Information supplied:
■ ■ ■ ■
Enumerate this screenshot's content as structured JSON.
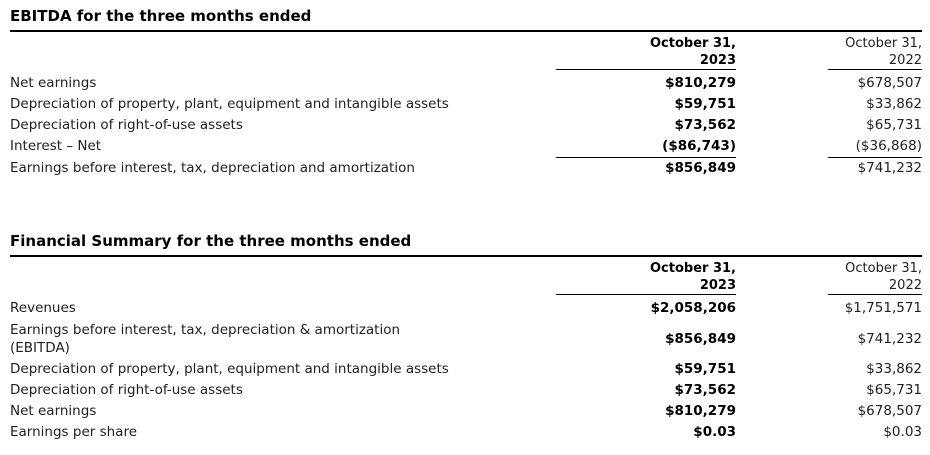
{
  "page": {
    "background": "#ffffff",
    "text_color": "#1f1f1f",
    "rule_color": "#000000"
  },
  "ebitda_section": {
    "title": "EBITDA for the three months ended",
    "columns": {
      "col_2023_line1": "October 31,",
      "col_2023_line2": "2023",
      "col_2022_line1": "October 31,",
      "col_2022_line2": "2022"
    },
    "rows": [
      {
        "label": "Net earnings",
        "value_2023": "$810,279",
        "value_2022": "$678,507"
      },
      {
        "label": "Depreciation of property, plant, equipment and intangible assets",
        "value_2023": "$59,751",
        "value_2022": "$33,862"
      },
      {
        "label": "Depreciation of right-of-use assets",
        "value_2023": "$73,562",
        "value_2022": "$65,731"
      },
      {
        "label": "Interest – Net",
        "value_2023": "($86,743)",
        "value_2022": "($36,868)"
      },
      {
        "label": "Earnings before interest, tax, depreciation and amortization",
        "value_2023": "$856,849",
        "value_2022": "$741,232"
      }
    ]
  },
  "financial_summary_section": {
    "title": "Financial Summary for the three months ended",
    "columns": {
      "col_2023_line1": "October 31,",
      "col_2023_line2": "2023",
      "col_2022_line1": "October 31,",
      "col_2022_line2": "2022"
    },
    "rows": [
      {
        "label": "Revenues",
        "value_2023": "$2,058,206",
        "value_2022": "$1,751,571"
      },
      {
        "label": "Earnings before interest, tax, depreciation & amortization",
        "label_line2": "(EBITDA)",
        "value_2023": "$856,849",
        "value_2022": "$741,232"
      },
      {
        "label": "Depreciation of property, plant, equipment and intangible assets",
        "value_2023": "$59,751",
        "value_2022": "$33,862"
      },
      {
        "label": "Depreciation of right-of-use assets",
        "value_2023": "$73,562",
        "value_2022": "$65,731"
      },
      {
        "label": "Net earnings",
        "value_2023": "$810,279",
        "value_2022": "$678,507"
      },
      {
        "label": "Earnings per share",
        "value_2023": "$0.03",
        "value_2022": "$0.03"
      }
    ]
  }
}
■ ■ ■ ■
Direction:
Quote the data above in full, leaving out the pictures it holds.

Response to the task:
Enumerate this screenshot's content as structured JSON.
{
  "page": {
    "background": "#ffffff",
    "text_color": "#1f1f1f",
    "rule_color": "#000000"
  },
  "ebitda_section": {
    "title": "EBITDA for the three months ended",
    "columns": {
      "col_2023_line1": "October 31,",
      "col_2023_line2": "2023",
      "col_2022_line1": "October 31,",
      "col_2022_line2": "2022"
    },
    "rows": [
      {
        "label": "Net earnings",
        "value_2023": "$810,279",
        "value_2022": "$678,507"
      },
      {
        "label": "Depreciation of property, plant, equipment and intangible assets",
        "value_2023": "$59,751",
        "value_2022": "$33,862"
      },
      {
        "label": "Depreciation of right-of-use assets",
        "value_2023": "$73,562",
        "value_2022": "$65,731"
      },
      {
        "label": "Interest – Net",
        "value_2023": "($86,743)",
        "value_2022": "($36,868)"
      },
      {
        "label": "Earnings before interest, tax, depreciation and amortization",
        "value_2023": "$856,849",
        "value_2022": "$741,232"
      }
    ]
  },
  "financial_summary_section": {
    "title": "Financial Summary for the three months ended",
    "columns": {
      "col_2023_line1": "October 31,",
      "col_2023_line2": "2023",
      "col_2022_line1": "October 31,",
      "col_2022_line2": "2022"
    },
    "rows": [
      {
        "label": "Revenues",
        "value_2023": "$2,058,206",
        "value_2022": "$1,751,571"
      },
      {
        "label": "Earnings before interest, tax, depreciation & amortization",
        "label_line2": "(EBITDA)",
        "value_2023": "$856,849",
        "value_2022": "$741,232"
      },
      {
        "label": "Depreciation of property, plant, equipment and intangible assets",
        "value_2023": "$59,751",
        "value_2022": "$33,862"
      },
      {
        "label": "Depreciation of right-of-use assets",
        "value_2023": "$73,562",
        "value_2022": "$65,731"
      },
      {
        "label": "Net earnings",
        "value_2023": "$810,279",
        "value_2022": "$678,507"
      },
      {
        "label": "Earnings per share",
        "value_2023": "$0.03",
        "value_2022": "$0.03"
      }
    ]
  }
}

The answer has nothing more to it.